*DATASET ENTRIES*:
** BEGIN **
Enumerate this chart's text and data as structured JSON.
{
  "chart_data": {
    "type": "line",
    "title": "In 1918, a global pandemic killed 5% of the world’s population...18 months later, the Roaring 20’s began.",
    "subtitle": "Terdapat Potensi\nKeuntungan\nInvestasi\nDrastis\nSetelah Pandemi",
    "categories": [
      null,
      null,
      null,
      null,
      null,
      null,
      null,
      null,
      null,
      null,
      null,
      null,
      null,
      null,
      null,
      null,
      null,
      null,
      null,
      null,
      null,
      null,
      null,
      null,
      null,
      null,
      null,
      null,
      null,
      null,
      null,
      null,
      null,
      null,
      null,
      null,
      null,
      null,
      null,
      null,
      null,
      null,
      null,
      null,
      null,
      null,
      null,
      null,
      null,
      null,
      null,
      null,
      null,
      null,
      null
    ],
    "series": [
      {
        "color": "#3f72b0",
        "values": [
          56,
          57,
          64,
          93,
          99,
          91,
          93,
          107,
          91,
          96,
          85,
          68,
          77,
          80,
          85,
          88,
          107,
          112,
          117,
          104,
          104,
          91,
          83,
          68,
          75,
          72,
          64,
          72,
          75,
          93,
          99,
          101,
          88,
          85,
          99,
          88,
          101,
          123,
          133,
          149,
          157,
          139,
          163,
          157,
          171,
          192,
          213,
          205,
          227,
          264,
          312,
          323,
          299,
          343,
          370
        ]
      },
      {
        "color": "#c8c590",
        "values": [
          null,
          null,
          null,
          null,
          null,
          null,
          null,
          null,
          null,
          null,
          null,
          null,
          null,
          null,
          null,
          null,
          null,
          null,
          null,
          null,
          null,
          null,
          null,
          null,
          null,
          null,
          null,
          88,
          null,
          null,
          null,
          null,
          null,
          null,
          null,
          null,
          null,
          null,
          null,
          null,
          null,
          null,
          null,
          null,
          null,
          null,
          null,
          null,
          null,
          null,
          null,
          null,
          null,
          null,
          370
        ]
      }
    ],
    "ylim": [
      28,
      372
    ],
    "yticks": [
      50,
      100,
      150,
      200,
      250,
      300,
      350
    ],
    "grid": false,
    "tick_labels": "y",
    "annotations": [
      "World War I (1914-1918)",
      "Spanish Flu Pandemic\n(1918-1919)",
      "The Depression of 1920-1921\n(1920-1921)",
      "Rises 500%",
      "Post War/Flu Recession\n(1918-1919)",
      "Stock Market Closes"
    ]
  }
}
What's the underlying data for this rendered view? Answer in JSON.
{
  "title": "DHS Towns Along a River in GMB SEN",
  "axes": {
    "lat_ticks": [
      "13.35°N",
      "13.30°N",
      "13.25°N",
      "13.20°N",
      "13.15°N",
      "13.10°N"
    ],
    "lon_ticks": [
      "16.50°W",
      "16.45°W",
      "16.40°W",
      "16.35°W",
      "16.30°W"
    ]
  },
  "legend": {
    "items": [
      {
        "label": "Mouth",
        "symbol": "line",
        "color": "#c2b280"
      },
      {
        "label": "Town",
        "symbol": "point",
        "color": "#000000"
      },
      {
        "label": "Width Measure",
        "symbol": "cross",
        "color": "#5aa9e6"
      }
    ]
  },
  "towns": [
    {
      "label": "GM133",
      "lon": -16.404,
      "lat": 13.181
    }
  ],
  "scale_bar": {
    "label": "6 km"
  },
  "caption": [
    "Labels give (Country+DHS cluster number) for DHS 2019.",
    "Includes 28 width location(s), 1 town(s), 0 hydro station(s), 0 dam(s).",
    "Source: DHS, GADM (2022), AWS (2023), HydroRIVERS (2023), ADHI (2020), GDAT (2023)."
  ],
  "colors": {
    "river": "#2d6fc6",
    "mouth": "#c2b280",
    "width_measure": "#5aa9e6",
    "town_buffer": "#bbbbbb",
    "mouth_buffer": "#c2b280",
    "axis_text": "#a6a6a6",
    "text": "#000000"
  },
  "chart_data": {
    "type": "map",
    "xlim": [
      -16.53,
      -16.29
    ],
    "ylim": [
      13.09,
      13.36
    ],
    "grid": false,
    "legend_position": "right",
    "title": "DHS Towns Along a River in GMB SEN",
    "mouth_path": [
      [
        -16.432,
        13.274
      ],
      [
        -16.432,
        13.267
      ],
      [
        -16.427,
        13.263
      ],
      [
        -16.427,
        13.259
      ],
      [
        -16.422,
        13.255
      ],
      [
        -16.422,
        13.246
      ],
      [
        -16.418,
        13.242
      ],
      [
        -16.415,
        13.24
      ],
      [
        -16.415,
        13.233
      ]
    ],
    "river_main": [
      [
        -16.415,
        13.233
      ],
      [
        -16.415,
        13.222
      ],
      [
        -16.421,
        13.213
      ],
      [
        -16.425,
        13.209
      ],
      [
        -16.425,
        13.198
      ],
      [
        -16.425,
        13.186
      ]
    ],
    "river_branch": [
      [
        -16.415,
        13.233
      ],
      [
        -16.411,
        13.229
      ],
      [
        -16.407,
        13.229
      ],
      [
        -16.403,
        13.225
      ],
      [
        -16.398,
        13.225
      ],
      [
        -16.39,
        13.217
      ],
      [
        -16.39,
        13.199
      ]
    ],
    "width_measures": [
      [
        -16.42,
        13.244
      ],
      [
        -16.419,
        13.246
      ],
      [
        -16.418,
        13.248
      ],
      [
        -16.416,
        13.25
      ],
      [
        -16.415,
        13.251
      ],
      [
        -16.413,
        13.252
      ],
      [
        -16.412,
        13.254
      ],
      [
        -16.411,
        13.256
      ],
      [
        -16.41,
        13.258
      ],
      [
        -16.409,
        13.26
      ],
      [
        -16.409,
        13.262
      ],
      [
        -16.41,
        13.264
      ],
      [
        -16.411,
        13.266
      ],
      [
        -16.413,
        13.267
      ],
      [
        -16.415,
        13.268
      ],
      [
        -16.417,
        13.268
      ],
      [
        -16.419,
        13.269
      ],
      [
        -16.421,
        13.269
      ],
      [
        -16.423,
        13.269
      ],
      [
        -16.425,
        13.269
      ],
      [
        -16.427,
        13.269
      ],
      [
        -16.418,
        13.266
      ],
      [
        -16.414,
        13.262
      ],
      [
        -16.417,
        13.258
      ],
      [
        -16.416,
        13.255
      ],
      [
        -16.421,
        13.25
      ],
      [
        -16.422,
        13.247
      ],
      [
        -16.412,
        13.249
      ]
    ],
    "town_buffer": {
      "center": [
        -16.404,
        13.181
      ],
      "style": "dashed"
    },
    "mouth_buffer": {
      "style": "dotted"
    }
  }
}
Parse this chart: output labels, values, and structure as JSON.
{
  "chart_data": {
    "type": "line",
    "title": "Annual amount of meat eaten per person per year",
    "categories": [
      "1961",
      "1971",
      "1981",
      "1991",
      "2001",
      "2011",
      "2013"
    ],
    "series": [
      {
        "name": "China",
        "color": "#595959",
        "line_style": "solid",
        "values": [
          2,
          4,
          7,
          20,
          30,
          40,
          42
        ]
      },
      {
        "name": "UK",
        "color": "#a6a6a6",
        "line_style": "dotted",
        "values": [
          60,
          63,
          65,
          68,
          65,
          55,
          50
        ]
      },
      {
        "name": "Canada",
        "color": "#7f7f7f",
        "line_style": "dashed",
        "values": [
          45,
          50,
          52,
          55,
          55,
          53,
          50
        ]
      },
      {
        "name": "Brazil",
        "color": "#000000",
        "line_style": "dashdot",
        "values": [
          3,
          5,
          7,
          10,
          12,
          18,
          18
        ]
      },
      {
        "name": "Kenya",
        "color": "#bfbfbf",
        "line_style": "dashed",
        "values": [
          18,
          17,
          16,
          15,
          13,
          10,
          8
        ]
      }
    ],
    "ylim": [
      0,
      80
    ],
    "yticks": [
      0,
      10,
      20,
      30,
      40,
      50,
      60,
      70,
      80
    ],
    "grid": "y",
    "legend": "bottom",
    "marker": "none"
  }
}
** END **
Collect each line containing the string "this".

*EXERCISE RESULT*:
Enumerate this chart's text and data as structured JSON.
What's the underlying data for this rendered view? Answer in JSON.
Parse this chart: output labels, values, and structure as JSON.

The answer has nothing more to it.